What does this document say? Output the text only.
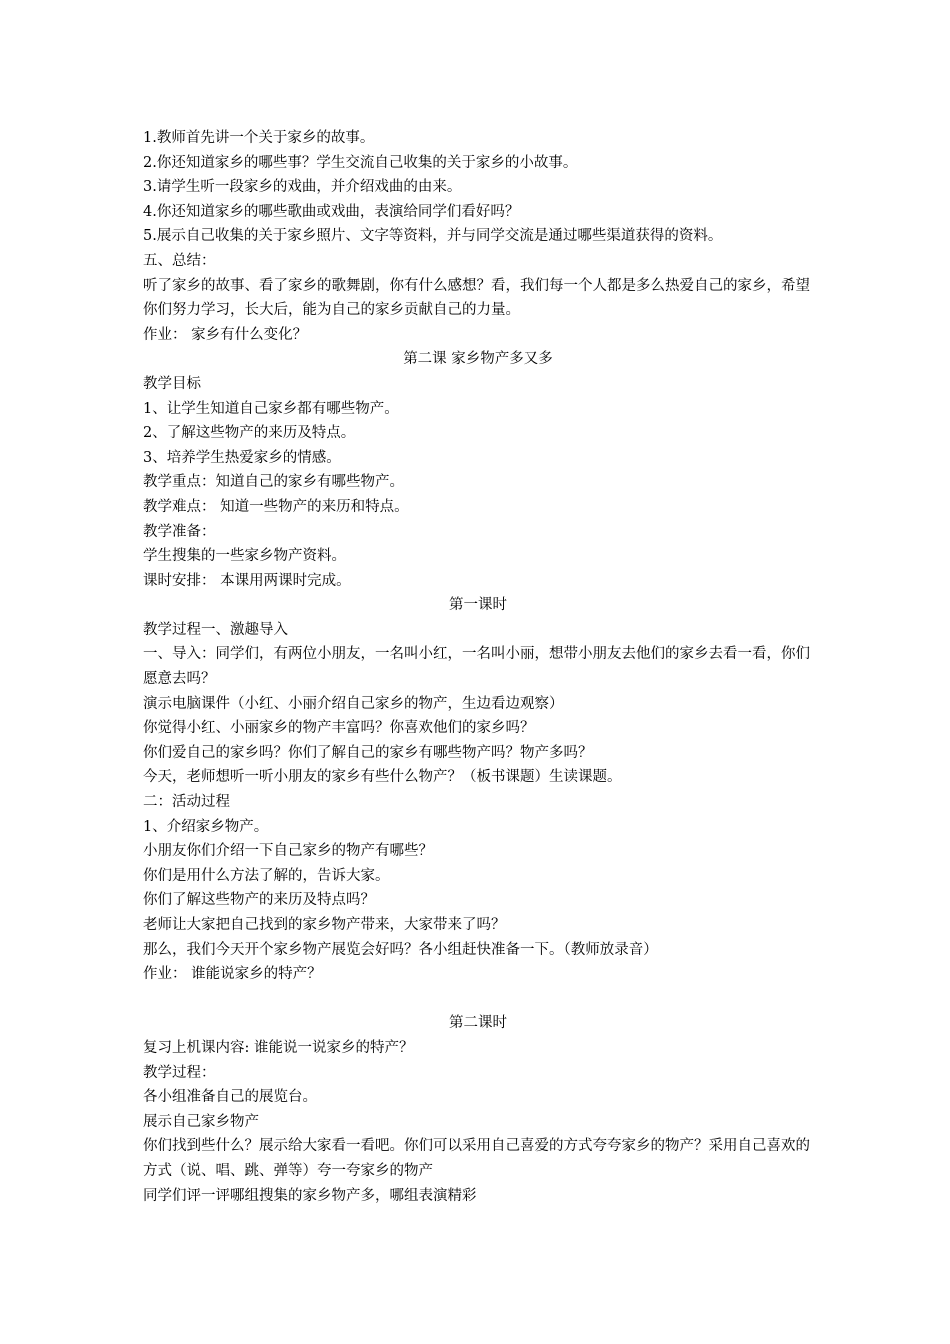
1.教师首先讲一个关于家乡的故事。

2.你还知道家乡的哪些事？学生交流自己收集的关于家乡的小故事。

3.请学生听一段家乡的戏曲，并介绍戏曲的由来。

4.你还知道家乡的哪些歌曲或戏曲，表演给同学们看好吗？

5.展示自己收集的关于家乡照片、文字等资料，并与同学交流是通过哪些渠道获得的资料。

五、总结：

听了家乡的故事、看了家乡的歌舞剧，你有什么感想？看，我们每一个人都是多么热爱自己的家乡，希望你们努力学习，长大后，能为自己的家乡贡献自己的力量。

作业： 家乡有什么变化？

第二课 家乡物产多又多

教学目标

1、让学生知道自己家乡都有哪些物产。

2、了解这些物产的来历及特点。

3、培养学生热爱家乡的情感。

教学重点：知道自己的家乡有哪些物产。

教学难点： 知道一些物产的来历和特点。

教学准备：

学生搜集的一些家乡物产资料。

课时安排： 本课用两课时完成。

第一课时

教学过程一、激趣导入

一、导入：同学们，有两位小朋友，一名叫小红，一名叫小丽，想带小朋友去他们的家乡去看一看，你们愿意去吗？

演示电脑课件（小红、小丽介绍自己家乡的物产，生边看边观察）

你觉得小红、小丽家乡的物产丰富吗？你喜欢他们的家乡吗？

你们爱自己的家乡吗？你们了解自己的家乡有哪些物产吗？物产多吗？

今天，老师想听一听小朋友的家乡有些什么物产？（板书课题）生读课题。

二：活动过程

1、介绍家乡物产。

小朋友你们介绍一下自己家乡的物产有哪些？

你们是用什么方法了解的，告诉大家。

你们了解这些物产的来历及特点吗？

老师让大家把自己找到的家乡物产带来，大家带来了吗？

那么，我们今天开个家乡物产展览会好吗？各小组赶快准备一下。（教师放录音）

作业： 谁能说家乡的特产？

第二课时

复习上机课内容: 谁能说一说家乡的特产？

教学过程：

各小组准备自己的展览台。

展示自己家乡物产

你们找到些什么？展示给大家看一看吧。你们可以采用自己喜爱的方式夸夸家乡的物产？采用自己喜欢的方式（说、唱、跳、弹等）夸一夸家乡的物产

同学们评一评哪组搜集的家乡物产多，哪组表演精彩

^^^^^^^^^^^^^^^^

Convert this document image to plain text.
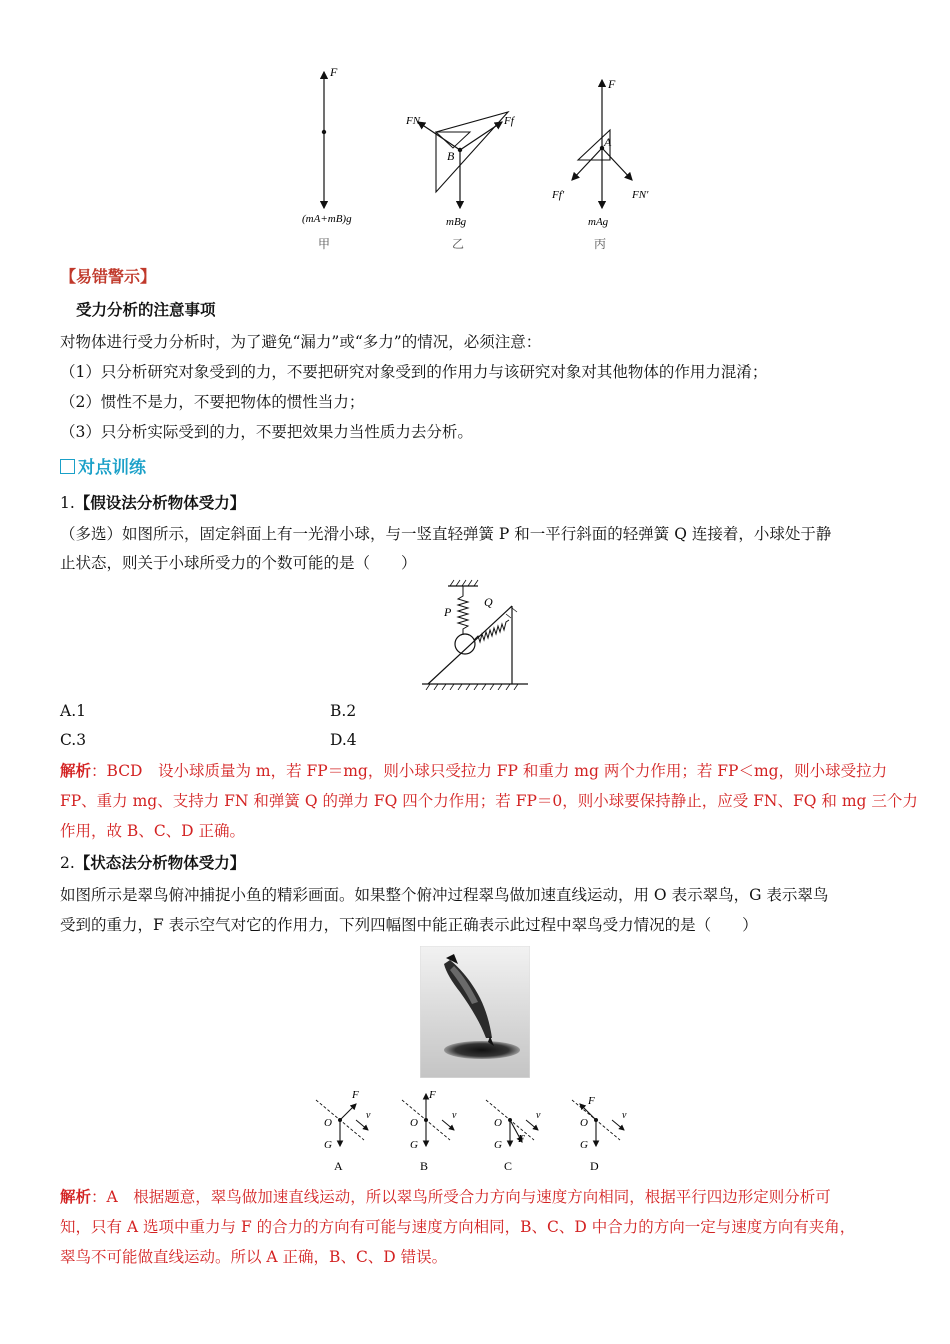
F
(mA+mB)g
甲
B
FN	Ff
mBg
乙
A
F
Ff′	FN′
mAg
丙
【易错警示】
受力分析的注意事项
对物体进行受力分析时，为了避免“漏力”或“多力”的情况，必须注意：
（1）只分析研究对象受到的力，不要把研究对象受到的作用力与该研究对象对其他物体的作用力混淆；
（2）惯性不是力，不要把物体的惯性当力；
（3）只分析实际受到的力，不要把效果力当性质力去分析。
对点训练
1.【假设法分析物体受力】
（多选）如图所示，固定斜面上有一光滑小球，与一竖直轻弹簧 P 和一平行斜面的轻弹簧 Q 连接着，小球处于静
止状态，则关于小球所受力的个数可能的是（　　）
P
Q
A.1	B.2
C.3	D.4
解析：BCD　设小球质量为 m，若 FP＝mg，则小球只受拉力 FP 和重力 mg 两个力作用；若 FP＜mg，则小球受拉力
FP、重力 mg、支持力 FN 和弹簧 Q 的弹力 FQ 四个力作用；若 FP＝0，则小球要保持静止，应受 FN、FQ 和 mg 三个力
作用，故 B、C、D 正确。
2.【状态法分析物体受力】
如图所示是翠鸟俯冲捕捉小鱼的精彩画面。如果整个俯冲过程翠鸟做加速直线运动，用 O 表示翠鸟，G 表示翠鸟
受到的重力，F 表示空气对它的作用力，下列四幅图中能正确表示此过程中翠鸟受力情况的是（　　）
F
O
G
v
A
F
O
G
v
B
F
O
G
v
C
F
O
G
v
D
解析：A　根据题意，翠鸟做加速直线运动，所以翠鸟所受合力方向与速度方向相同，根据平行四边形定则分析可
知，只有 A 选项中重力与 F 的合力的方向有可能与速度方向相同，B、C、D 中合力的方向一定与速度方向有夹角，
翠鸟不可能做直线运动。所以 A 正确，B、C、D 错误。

^^^^^^^^^^^^^^^^

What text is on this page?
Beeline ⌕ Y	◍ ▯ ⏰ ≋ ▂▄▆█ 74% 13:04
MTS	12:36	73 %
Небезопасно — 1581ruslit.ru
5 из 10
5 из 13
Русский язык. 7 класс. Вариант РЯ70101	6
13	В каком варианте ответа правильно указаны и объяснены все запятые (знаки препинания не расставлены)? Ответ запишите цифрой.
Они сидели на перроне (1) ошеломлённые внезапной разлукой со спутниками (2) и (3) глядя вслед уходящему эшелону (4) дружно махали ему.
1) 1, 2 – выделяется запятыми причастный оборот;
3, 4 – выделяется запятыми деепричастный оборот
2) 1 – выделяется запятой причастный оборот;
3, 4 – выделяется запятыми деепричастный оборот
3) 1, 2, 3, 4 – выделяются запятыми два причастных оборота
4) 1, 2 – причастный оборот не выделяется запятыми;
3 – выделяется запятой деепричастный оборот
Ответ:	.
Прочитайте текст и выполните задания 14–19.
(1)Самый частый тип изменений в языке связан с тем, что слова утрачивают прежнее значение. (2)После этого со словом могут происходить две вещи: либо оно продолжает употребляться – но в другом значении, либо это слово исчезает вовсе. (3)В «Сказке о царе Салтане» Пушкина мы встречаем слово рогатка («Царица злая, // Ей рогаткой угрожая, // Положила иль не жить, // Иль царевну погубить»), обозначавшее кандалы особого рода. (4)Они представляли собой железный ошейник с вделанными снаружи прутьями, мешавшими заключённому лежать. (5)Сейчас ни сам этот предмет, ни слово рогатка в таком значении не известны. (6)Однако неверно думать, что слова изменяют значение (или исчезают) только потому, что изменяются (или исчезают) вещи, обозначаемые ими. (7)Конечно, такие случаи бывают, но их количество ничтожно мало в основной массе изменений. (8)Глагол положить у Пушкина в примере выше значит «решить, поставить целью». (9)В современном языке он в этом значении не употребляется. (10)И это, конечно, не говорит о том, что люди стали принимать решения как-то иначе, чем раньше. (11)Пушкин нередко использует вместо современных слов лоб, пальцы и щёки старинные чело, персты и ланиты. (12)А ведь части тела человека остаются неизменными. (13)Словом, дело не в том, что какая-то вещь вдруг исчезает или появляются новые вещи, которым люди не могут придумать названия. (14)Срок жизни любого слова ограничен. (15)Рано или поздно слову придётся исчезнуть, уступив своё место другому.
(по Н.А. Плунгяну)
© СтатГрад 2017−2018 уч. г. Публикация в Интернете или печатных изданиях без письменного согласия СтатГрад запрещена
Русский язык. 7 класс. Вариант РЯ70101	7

^^^^^^^^^^^^^^^^

Lines holding the word "What" in the entries above are the ones to pull out. Copy them all.

What does this document say? Output the text only.
What text is on this page?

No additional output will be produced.